## Passage given:
════════
The Bible teaches that there is one race, the human race, and we in our sinfulness have created artificial walls between us and those who do not look like us, which is why “racism” exists. In Christ, there is no Jew or Gentile, slave or free, Greek or Scythian (Galatians 3:28). However, in America there certainly are these distinctions, and those of us who claim the name of Jesus would do well to create bridges not walls so that we can understand how to be salt and light in the midst of racial tension.

What is the follower of Jesus Christ to do in regard to the problem of race in the US? I am going to address only a few of the Biblical concepts here.

First of all, as I stated above, we need to consider others better than ourselves. Ralph Waldo Emerson said, “In my walks, every man I meet is my superior in some way, and in that I learn from him.”

The Bible says in Philippians 2:3 that we are to do nothing out of selfish ambition or vain conceit, but in humility consider others better than ourselves. If we want to solve the problem of “racism,” we must first consider if our motives are selfish and our perspective is arrogance. The above passage says we are to do nothing if either of those exists. In racism, we see our perspective as THE perspective (vain conceit) and if others do not agree with our perspective they are labeled with some nasty epithet. As followers of Christ, we have to resist that activity. When talking with someone who feels as though they are victimized by racism, the Christ-centered thing to do would be to listen and attempt to understand from their perspective. The non-Christ-centered thing to do would be to argue to prove our point. “A gentle answer turns away wrath” (Proverbs 15:1).

When we consider others better than ourselves, they will almost always be willing to hear another way, but not until they have been heard. When dealing with a racist it is also best to listen. We do not have to agree with them, but if we understand where they are coming from, perhaps we can influence them away from their racist tendencies and perhaps God will give us an apt word in that moment. I’m not sure about you but I have NEVER convinced someone to change their sinful ways by pointing out their sin, especially if they are coming from a position of pride. However, when I interact humbly, I have seen people respond in humility and consider a different way.
════════
## Source data:

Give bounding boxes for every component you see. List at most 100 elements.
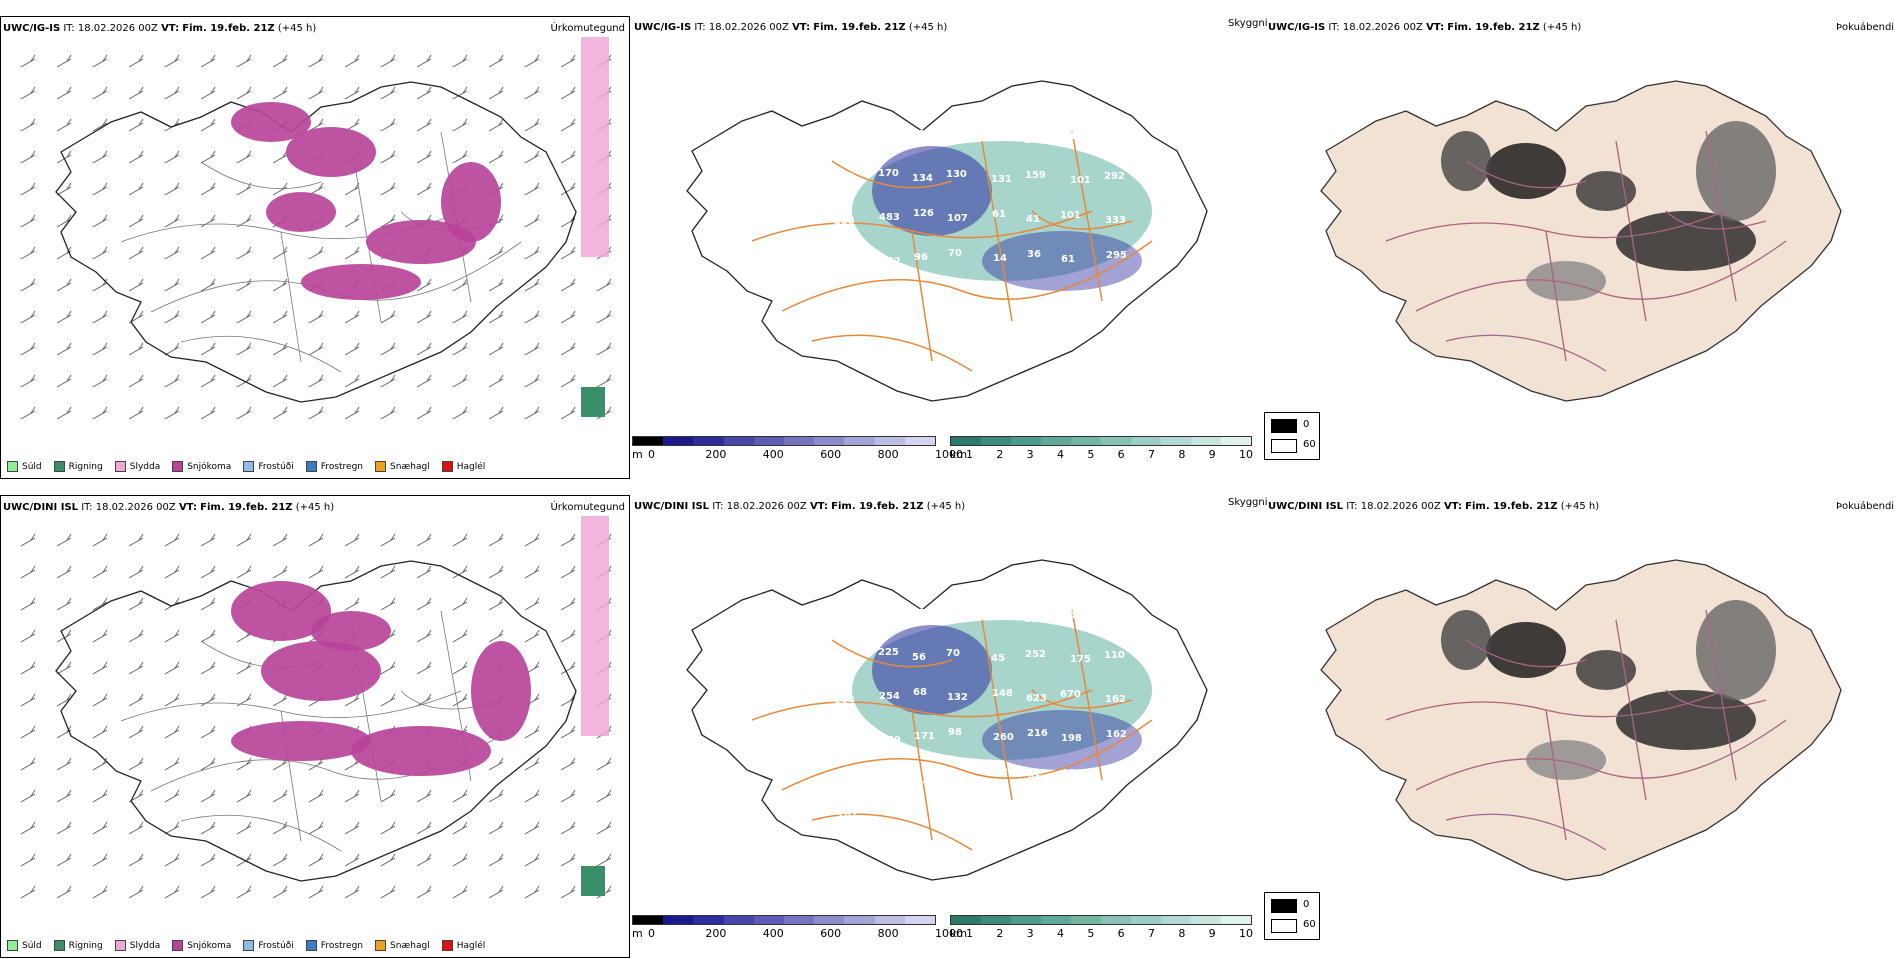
════════
## To do:
[A] In the passage on race, which Bible verse is cited for the saying "A gentle answer turns away wrath"?
[B] Do these statements agree with the passage on race? Answer yes or no for each, quoting the words that decide it. (i) The passage cites Galatians 3:28. (ii) The passage calls arguing to prove our point the Christ-centered response to someone who feels victimized by racism. (iii) The passage credits the line about a walk and meeting one's superior to Ralph Waldo Emerson.

## Outputs:
[A] Proverbs 15:1

[B]
(i) Yes: "In Christ, there is no Jew or Gentile, slave or free, Greek or Scythian (Galatians 3:28)."
(ii) No: "The non-Christ-centered thing to do would be to argue to prove our point."
(iii) Yes: "Ralph Waldo Emerson said, “In my walks, every man I meet is my superior in some way, and in that I learn from him.”"